── SELECTED EXTRACT

Technology versus Feet on the Street
Posted by StormWarning on 31 Aug 2006 at 09:45 pm | Tagged as: Current Affairs, Federal Policy, National Security, Opinions, Technology
The question is reliance on technology to solve the issues of counterterrorism. It could be actually that the question should be the reliance on "what" technology instead. To an extent, the structure and process of the government selection and filtering process favors the large companies and not the smaller innovative companies. I can think of three of which I am familiar (companies) that have solutions that could provide solutions if given the opportunity. But it is not that simple.
Are we then falling into a Technology trap? The question could well be "Is our national obsession with technology causing us to misdirect our terrorism-fighting efforts?"
Technology has become so intertwined with homeland security it would be difficult to name a security program in which technology isn’t the main driver or an important underpinning.
From sensors designed to detect explosives to sophisticated data analysis software, technology is considered a national advantage in the war on terrorism. This should hardly be a surprise given America’s techno-centric orientation and historical leadership in innovation.
The questions are being asked, "What’s the optimum mix of technology and old-fashioned, feet-on-the-street human intelligence? What is the best way to balance the interests of robust national security and civil liberties?" and "To what extent can technology truly help?" [in fighting terrorists]. Even more so, "terrorists do not depend on sophisticated technology for many types of attacks, noting suicide bombers’ ability to transport explosives without drawing attention to themselves and detonate them with relatively simple technology. That simplicity coupled with the intellectual sophistication of university-educated terrorist leaders makes thwarting terrorism through technology a difficult task, he added.
“It’s going to be very hard for us to find a technology…that will neutralize the threat…”
The answers lie beyond reliance on technology to address or neutralize the threat of terrorism, and it probably lies beyond even the use of the "right" technology. But then you have to deal with the very real problem of when technology is not implemented as intended.
That is what we may be seeing now in the premature (but late) implementation of the Transportation Workers Identity Card (TWIC).

────
── EXERCISE DATA

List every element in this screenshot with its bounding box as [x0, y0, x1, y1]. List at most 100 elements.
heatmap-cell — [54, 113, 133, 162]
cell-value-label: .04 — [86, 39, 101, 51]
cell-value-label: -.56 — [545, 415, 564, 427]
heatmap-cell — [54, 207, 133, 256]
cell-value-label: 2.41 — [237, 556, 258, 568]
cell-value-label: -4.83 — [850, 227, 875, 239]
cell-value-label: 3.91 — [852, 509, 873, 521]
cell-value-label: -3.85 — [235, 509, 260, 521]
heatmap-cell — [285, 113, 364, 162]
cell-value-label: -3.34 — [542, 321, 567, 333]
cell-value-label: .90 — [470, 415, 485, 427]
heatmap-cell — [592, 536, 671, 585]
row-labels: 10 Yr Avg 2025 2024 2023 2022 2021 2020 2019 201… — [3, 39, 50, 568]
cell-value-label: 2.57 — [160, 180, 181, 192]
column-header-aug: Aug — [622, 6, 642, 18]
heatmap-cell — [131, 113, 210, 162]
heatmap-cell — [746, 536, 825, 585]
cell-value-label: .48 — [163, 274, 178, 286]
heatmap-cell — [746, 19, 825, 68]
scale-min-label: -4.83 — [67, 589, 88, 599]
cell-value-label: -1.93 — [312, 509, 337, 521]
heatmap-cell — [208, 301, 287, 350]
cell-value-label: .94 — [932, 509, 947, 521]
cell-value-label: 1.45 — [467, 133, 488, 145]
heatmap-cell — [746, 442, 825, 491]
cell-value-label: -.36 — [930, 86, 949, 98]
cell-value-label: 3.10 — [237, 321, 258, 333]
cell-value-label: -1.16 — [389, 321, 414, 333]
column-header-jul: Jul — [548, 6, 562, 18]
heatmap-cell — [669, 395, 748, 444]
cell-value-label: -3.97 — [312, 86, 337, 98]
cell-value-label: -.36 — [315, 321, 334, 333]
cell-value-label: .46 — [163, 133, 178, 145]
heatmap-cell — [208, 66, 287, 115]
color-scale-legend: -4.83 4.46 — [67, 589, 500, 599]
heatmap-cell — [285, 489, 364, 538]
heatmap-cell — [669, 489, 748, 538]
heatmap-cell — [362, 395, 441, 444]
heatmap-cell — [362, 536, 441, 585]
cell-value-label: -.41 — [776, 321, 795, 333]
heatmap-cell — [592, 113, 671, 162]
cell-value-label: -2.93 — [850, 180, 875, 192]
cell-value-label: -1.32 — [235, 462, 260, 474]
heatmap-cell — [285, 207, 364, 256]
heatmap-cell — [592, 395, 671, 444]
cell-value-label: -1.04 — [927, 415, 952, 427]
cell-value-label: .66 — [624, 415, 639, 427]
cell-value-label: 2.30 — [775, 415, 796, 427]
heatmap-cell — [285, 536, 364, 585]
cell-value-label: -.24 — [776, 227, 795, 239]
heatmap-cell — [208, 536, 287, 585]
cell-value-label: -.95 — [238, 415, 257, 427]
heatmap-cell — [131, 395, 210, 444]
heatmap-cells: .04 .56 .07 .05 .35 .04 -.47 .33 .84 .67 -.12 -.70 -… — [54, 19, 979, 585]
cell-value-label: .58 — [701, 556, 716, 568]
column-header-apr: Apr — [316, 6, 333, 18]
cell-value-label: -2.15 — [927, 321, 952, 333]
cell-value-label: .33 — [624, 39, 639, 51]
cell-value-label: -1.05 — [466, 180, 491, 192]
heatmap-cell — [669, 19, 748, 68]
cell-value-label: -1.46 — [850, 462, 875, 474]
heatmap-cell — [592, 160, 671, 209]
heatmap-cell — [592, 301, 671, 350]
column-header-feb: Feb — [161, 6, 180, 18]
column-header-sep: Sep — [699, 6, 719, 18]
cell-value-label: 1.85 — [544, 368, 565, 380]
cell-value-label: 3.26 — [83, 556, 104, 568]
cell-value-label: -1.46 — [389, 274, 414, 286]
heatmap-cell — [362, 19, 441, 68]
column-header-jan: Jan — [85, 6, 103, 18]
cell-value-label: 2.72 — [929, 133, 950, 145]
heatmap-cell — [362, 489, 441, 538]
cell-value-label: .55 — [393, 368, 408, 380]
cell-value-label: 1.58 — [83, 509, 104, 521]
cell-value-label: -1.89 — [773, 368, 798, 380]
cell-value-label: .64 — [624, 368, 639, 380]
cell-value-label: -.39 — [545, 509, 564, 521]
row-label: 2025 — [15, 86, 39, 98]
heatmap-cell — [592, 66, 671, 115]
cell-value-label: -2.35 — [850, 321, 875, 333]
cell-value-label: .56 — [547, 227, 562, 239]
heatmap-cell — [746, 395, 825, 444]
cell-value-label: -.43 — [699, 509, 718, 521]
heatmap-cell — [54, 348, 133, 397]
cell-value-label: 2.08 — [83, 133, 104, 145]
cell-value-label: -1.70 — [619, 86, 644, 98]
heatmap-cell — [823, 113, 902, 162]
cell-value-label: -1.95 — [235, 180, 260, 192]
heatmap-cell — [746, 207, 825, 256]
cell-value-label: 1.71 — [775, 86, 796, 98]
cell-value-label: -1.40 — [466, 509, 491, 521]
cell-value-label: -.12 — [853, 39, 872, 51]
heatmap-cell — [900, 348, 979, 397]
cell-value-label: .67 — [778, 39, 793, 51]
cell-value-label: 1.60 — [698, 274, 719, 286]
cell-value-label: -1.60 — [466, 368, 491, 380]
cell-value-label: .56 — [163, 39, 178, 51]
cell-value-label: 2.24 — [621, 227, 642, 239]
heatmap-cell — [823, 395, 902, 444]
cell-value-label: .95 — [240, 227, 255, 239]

────

■ **WHAT THIS EXERCISE ASKS**
A. Reproduce the stretch from "Are we then" through "leadership in innovation." in the post on technology and counterterrorism, word for word.
B. Write the next part of the post on technology and counterterrorism, picking up after its final sentence.

■ **ANSWERS FOR THIS EXERCISE**
A.
Are we then falling into a Technology trap? The question could well be "Is our national obsession with technology causing us to misdirect our terrorism-fighting efforts?"
Technology has become so intertwined with homeland security it would be difficult to name a security program in which technology isn’t the main driver or an important underpinning.
From sensors designed to detect explosives to sophisticated data analysis software, technology is considered a national advantage in the war on terrorism. This should hardly be a surprise given America’s techno-centric orientation and historical leadership in innovation.

B.
TWIC effectiveness may be compromised
The Transportation Security Administration’s newly disclosed plan to begin implementation of the Transportation Workers Identification Credential without requiring card readers is running into opposition from a biometric industry representative. ![]()
“This is half a TWIC—a glorified Flash Pass,” Walter Hamilton, chairman of the International Biometric Industry Association non-profit trade association, said today. “I’m concerned that the TWIC will not be used in the way it was intended.” ![]()
The credential is a card with a microprocessor that uses radio frequency to convey information wirelessly to a card reader. The communication with the reader enables the card to be read and the information verified…
… The FIPS 201 standard presents difficulties in comparison to the card technologies deployed in the TWIC prototype phases, according to Hamilton and others. For one thing, FIPS 201 does not include software to permit secure contactless reading of the biometric information on the proposed TWIC card, Hamilton said. With contactless interfaces, the card can be read wirelessly at a distance. Contact interfaces, such as those used for most ATM cards, require the cards to be inserted into a reader to be read. ![]()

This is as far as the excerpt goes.